DATA SHOWN>
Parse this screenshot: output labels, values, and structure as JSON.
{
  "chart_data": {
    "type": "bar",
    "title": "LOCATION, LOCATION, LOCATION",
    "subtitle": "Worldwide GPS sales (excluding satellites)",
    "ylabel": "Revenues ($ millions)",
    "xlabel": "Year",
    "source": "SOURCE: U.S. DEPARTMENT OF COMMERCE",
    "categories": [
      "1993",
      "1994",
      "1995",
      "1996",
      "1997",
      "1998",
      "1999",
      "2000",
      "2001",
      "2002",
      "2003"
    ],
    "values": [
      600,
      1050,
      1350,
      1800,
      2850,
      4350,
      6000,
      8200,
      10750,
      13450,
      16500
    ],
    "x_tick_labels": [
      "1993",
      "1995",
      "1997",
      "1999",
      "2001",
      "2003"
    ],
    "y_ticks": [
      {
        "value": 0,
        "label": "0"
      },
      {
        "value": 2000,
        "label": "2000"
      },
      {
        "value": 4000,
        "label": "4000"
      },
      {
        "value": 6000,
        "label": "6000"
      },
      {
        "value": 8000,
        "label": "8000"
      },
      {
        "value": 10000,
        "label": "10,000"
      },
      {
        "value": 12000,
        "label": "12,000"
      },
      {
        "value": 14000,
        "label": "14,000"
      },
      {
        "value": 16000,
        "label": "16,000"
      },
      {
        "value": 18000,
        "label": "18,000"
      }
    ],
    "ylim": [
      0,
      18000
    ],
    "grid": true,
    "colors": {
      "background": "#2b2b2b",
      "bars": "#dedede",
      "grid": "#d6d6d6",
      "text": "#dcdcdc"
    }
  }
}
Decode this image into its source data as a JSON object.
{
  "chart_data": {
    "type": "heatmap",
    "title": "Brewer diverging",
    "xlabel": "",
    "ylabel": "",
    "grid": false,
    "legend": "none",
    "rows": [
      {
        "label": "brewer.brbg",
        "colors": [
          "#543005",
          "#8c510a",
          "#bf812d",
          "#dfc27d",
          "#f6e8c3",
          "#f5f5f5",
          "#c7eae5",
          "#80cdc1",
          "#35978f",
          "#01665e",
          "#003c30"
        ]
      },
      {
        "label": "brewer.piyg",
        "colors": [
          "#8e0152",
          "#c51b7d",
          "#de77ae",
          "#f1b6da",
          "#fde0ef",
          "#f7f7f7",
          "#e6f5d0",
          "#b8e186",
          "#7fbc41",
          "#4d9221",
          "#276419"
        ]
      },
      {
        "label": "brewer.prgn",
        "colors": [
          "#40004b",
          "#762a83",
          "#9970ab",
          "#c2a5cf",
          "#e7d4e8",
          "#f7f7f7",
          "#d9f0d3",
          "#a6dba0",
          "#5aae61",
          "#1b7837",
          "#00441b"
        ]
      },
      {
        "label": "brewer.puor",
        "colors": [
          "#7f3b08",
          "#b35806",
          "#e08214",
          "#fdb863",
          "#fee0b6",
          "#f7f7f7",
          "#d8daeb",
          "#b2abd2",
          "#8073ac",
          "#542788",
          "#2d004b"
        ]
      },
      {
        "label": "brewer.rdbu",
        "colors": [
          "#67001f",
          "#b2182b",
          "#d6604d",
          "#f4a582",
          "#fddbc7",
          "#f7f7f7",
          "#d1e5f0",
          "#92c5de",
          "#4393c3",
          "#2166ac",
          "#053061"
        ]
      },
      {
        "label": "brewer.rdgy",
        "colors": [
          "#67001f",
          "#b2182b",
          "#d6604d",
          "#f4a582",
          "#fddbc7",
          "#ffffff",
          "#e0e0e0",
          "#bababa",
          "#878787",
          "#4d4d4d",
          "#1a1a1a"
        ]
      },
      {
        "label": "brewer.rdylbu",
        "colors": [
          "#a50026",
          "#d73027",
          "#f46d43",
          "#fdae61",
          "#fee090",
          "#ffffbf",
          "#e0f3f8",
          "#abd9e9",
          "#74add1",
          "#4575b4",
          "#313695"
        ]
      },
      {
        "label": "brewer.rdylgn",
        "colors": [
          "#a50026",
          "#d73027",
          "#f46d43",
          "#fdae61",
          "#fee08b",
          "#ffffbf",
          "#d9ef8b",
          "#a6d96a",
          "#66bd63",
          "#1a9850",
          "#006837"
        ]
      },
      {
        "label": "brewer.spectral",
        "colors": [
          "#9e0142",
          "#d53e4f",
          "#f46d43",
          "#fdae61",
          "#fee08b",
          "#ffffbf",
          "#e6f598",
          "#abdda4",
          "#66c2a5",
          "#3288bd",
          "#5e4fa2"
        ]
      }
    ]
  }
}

PROBLEM STATEMENT>
Reproduce all the data word for word.

THE OUTPUT>
Parse this screenshot: output labels, values, and structure as JSON.
{
  "chart_data": {
    "type": "bar",
    "title": "LOCATION, LOCATION, LOCATION",
    "subtitle": "Worldwide GPS sales (excluding satellites)",
    "ylabel": "Revenues ($ millions)",
    "xlabel": "Year",
    "source": "SOURCE: U.S. DEPARTMENT OF COMMERCE",
    "categories": [
      "1993",
      "1994",
      "1995",
      "1996",
      "1997",
      "1998",
      "1999",
      "2000",
      "2001",
      "2002",
      "2003"
    ],
    "values": [
      600,
      1050,
      1350,
      1800,
      2850,
      4350,
      6000,
      8200,
      10750,
      13450,
      16500
    ],
    "x_tick_labels": [
      "1993",
      "1995",
      "1997",
      "1999",
      "2001",
      "2003"
    ],
    "y_ticks": [
      {
        "value": 0,
        "label": "0"
      },
      {
        "value": 2000,
        "label": "2000"
      },
      {
        "value": 4000,
        "label": "4000"
      },
      {
        "value": 6000,
        "label": "6000"
      },
      {
        "value": 8000,
        "label": "8000"
      },
      {
        "value": 10000,
        "label": "10,000"
      },
      {
        "value": 12000,
        "label": "12,000"
      },
      {
        "value": 14000,
        "label": "14,000"
      },
      {
        "value": 16000,
        "label": "16,000"
      },
      {
        "value": 18000,
        "label": "18,000"
      }
    ],
    "ylim": [
      0,
      18000
    ],
    "grid": true,
    "colors": {
      "background": "#2b2b2b",
      "bars": "#dedede",
      "grid": "#d6d6d6",
      "text": "#dcdcdc"
    }
  }
}
Decode this image into its source data as a JSON object.
{
  "chart_data": {
    "type": "heatmap",
    "title": "Brewer diverging",
    "xlabel": "",
    "ylabel": "",
    "grid": false,
    "legend": "none",
    "rows": [
      {
        "label": "brewer.brbg",
        "colors": [
          "#543005",
          "#8c510a",
          "#bf812d",
          "#dfc27d",
          "#f6e8c3",
          "#f5f5f5",
          "#c7eae5",
          "#80cdc1",
          "#35978f",
          "#01665e",
          "#003c30"
        ]
      },
      {
        "label": "brewer.piyg",
        "colors": [
          "#8e0152",
          "#c51b7d",
          "#de77ae",
          "#f1b6da",
          "#fde0ef",
          "#f7f7f7",
          "#e6f5d0",
          "#b8e186",
          "#7fbc41",
          "#4d9221",
          "#276419"
        ]
      },
      {
        "label": "brewer.prgn",
        "colors": [
          "#40004b",
          "#762a83",
          "#9970ab",
          "#c2a5cf",
          "#e7d4e8",
          "#f7f7f7",
          "#d9f0d3",
          "#a6dba0",
          "#5aae61",
          "#1b7837",
          "#00441b"
        ]
      },
      {
        "label": "brewer.puor",
        "colors": [
          "#7f3b08",
          "#b35806",
          "#e08214",
          "#fdb863",
          "#fee0b6",
          "#f7f7f7",
          "#d8daeb",
          "#b2abd2",
          "#8073ac",
          "#542788",
          "#2d004b"
        ]
      },
      {
        "label": "brewer.rdbu",
        "colors": [
          "#67001f",
          "#b2182b",
          "#d6604d",
          "#f4a582",
          "#fddbc7",
          "#f7f7f7",
          "#d1e5f0",
          "#92c5de",
          "#4393c3",
          "#2166ac",
          "#053061"
        ]
      },
      {
        "label": "brewer.rdgy",
        "colors": [
          "#67001f",
          "#b2182b",
          "#d6604d",
          "#f4a582",
          "#fddbc7",
          "#ffffff",
          "#e0e0e0",
          "#bababa",
          "#878787",
          "#4d4d4d",
          "#1a1a1a"
        ]
      },
      {
        "label": "brewer.rdylbu",
        "colors": [
          "#a50026",
          "#d73027",
          "#f46d43",
          "#fdae61",
          "#fee090",
          "#ffffbf",
          "#e0f3f8",
          "#abd9e9",
          "#74add1",
          "#4575b4",
          "#313695"
        ]
      },
      {
        "label": "brewer.rdylgn",
        "colors": [
          "#a50026",
          "#d73027",
          "#f46d43",
          "#fdae61",
          "#fee08b",
          "#ffffbf",
          "#d9ef8b",
          "#a6d96a",
          "#66bd63",
          "#1a9850",
          "#006837"
        ]
      },
      {
        "label": "brewer.spectral",
        "colors": [
          "#9e0142",
          "#d53e4f",
          "#f46d43",
          "#fdae61",
          "#fee08b",
          "#ffffbf",
          "#e6f598",
          "#abdda4",
          "#66c2a5",
          "#3288bd",
          "#5e4fa2"
        ]
      }
    ]
  }
}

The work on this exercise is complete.